> **Data entries**:
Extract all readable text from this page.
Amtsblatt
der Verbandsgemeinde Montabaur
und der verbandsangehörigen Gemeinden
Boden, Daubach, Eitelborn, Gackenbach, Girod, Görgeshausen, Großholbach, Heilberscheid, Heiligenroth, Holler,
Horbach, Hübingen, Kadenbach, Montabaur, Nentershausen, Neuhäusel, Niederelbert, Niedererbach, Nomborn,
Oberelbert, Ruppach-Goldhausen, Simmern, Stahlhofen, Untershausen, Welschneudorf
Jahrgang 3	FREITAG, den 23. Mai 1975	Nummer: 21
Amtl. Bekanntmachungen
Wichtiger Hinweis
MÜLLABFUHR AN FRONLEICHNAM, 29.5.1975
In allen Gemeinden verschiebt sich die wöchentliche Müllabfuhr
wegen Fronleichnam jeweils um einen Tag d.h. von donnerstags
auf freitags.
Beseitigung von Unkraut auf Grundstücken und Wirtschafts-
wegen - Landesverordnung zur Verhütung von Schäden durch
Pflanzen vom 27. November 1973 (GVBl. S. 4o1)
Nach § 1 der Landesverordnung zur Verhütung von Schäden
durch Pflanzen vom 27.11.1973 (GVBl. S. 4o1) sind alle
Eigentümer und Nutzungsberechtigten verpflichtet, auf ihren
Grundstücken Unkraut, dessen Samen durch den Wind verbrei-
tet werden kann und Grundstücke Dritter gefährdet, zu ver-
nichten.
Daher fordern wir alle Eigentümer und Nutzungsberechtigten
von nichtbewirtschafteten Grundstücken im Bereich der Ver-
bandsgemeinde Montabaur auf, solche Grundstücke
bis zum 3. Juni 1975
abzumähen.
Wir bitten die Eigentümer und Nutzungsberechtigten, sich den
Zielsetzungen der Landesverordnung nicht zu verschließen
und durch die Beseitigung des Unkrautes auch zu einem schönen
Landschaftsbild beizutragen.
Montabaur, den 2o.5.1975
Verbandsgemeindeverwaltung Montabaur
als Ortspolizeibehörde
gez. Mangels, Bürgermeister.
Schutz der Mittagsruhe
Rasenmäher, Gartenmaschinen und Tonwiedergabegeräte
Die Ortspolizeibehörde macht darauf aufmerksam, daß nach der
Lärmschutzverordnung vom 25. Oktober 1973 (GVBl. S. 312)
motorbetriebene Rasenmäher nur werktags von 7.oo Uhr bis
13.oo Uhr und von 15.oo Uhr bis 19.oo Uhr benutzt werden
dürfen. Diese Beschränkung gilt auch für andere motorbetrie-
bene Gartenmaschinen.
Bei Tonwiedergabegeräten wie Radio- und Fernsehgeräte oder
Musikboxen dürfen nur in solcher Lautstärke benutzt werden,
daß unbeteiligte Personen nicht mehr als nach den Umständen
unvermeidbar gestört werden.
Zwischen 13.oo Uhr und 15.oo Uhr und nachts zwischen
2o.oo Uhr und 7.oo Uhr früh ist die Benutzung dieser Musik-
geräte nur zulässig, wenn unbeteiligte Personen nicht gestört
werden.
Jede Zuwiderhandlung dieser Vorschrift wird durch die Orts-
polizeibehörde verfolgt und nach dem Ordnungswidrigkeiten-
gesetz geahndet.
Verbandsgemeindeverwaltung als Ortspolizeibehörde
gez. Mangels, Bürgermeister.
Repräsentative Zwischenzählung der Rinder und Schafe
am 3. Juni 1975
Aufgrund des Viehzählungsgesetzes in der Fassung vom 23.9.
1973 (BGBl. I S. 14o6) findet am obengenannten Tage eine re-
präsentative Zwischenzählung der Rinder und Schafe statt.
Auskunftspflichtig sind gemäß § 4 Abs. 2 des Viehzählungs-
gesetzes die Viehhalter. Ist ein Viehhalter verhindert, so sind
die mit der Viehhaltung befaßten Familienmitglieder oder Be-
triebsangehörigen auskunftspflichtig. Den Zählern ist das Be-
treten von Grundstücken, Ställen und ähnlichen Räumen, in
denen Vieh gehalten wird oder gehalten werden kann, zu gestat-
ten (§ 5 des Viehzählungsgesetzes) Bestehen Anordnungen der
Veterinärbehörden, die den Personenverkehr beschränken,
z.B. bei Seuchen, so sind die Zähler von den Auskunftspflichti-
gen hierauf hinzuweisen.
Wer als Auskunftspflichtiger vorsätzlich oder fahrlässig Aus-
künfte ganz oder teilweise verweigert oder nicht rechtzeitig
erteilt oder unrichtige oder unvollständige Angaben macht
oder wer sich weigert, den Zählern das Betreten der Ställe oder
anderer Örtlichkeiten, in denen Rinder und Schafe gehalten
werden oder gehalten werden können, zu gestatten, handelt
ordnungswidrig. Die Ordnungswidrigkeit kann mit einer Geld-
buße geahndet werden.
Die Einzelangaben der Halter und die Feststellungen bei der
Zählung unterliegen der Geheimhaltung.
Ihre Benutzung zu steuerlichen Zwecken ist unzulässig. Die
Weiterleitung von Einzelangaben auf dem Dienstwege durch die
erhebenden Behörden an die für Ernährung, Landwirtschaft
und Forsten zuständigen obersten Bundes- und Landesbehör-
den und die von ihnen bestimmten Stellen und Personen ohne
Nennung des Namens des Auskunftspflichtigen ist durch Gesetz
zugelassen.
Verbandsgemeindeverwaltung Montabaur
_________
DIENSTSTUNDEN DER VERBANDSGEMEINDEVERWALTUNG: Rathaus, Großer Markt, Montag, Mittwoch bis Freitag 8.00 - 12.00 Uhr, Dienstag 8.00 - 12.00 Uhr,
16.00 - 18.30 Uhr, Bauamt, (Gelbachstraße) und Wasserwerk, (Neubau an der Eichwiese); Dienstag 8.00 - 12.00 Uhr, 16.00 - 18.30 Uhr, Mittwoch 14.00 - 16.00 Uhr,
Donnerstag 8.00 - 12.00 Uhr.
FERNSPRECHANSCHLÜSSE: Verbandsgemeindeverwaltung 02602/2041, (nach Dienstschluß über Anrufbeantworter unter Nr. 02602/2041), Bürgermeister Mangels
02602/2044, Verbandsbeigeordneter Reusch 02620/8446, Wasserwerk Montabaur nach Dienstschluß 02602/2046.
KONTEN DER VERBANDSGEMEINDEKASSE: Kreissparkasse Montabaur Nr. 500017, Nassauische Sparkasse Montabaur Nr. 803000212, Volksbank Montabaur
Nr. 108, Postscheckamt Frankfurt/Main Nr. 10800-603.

> **Required task**: Print the records above exactly as they appear.

> **Result for this exercise**:
Extract all readable text from this page.
Amtsblatt
der Verbandsgemeinde Montabaur
und der verbandsangehörigen Gemeinden
Boden, Daubach, Eitelborn, Gackenbach, Girod, Görgeshausen, Großholbach, Heilberscheid, Heiligenroth, Holler,
Horbach, Hübingen, Kadenbach, Montabaur, Nentershausen, Neuhäusel, Niederelbert, Niedererbach, Nomborn,
Oberelbert, Ruppach-Goldhausen, Simmern, Stahlhofen, Untershausen, Welschneudorf
Jahrgang 3	FREITAG, den 23. Mai 1975	Nummer: 21
Amtl. Bekanntmachungen
Wichtiger Hinweis
MÜLLABFUHR AN FRONLEICHNAM, 29.5.1975
In allen Gemeinden verschiebt sich die wöchentliche Müllabfuhr
wegen Fronleichnam jeweils um einen Tag d.h. von donnerstags
auf freitags.
Beseitigung von Unkraut auf Grundstücken und Wirtschafts-
wegen - Landesverordnung zur Verhütung von Schäden durch
Pflanzen vom 27. November 1973 (GVBl. S. 4o1)
Nach § 1 der Landesverordnung zur Verhütung von Schäden
durch Pflanzen vom 27.11.1973 (GVBl. S. 4o1) sind alle
Eigentümer und Nutzungsberechtigten verpflichtet, auf ihren
Grundstücken Unkraut, dessen Samen durch den Wind verbrei-
tet werden kann und Grundstücke Dritter gefährdet, zu ver-
nichten.
Daher fordern wir alle Eigentümer und Nutzungsberechtigten
von nichtbewirtschafteten Grundstücken im Bereich der Ver-
bandsgemeinde Montabaur auf, solche Grundstücke
bis zum 3. Juni 1975
abzumähen.
Wir bitten die Eigentümer und Nutzungsberechtigten, sich den
Zielsetzungen der Landesverordnung nicht zu verschließen
und durch die Beseitigung des Unkrautes auch zu einem schönen
Landschaftsbild beizutragen.
Montabaur, den 2o.5.1975
Verbandsgemeindeverwaltung Montabaur
als Ortspolizeibehörde
gez. Mangels, Bürgermeister.
Schutz der Mittagsruhe
Rasenmäher, Gartenmaschinen und Tonwiedergabegeräte
Die Ortspolizeibehörde macht darauf aufmerksam, daß nach der
Lärmschutzverordnung vom 25. Oktober 1973 (GVBl. S. 312)
motorbetriebene Rasenmäher nur werktags von 7.oo Uhr bis
13.oo Uhr und von 15.oo Uhr bis 19.oo Uhr benutzt werden
dürfen. Diese Beschränkung gilt auch für andere motorbetrie-
bene Gartenmaschinen.
Bei Tonwiedergabegeräten wie Radio- und Fernsehgeräte oder
Musikboxen dürfen nur in solcher Lautstärke benutzt werden,
daß unbeteiligte Personen nicht mehr als nach den Umständen
unvermeidbar gestört werden.
Zwischen 13.oo Uhr und 15.oo Uhr und nachts zwischen
2o.oo Uhr und 7.oo Uhr früh ist die Benutzung dieser Musik-
geräte nur zulässig, wenn unbeteiligte Personen nicht gestört
werden.
Jede Zuwiderhandlung dieser Vorschrift wird durch die Orts-
polizeibehörde verfolgt und nach dem Ordnungswidrigkeiten-
gesetz geahndet.
Verbandsgemeindeverwaltung als Ortspolizeibehörde
gez. Mangels, Bürgermeister.
Repräsentative Zwischenzählung der Rinder und Schafe
am 3. Juni 1975
Aufgrund des Viehzählungsgesetzes in der Fassung vom 23.9.
1973 (BGBl. I S. 14o6) findet am obengenannten Tage eine re-
präsentative Zwischenzählung der Rinder und Schafe statt.
Auskunftspflichtig sind gemäß § 4 Abs. 2 des Viehzählungs-
gesetzes die Viehhalter. Ist ein Viehhalter verhindert, so sind
die mit der Viehhaltung befaßten Familienmitglieder oder Be-
triebsangehörigen auskunftspflichtig. Den Zählern ist das Be-
treten von Grundstücken, Ställen und ähnlichen Räumen, in
denen Vieh gehalten wird oder gehalten werden kann, zu gestat-
ten (§ 5 des Viehzählungsgesetzes) Bestehen Anordnungen der
Veterinärbehörden, die den Personenverkehr beschränken,
z.B. bei Seuchen, so sind die Zähler von den Auskunftspflichti-
gen hierauf hinzuweisen.
Wer als Auskunftspflichtiger vorsätzlich oder fahrlässig Aus-
künfte ganz oder teilweise verweigert oder nicht rechtzeitig
erteilt oder unrichtige oder unvollständige Angaben macht
oder wer sich weigert, den Zählern das Betreten der Ställe oder
anderer Örtlichkeiten, in denen Rinder und Schafe gehalten
werden oder gehalten werden können, zu gestatten, handelt
ordnungswidrig. Die Ordnungswidrigkeit kann mit einer Geld-
buße geahndet werden.
Die Einzelangaben der Halter und die Feststellungen bei der
Zählung unterliegen der Geheimhaltung.
Ihre Benutzung zu steuerlichen Zwecken ist unzulässig. Die
Weiterleitung von Einzelangaben auf dem Dienstwege durch die
erhebenden Behörden an die für Ernährung, Landwirtschaft
und Forsten zuständigen obersten Bundes- und Landesbehör-
den und die von ihnen bestimmten Stellen und Personen ohne
Nennung des Namens des Auskunftspflichtigen ist durch Gesetz
zugelassen.
Verbandsgemeindeverwaltung Montabaur
_________
DIENSTSTUNDEN DER VERBANDSGEMEINDEVERWALTUNG: Rathaus, Großer Markt, Montag, Mittwoch bis Freitag 8.00 - 12.00 Uhr, Dienstag 8.00 - 12.00 Uhr,
16.00 - 18.30 Uhr, Bauamt, (Gelbachstraße) und Wasserwerk, (Neubau an der Eichwiese); Dienstag 8.00 - 12.00 Uhr, 16.00 - 18.30 Uhr, Mittwoch 14.00 - 16.00 Uhr,
Donnerstag 8.00 - 12.00 Uhr.
FERNSPRECHANSCHLÜSSE: Verbandsgemeindeverwaltung 02602/2041, (nach Dienstschluß über Anrufbeantworter unter Nr. 02602/2041), Bürgermeister Mangels
02602/2044, Verbandsbeigeordneter Reusch 02620/8446, Wasserwerk Montabaur nach Dienstschluß 02602/2046.
KONTEN DER VERBANDSGEMEINDEKASSE: Kreissparkasse Montabaur Nr. 500017, Nassauische Sparkasse Montabaur Nr. 803000212, Volksbank Montabaur
Nr. 108, Postscheckamt Frankfurt/Main Nr. 10800-603.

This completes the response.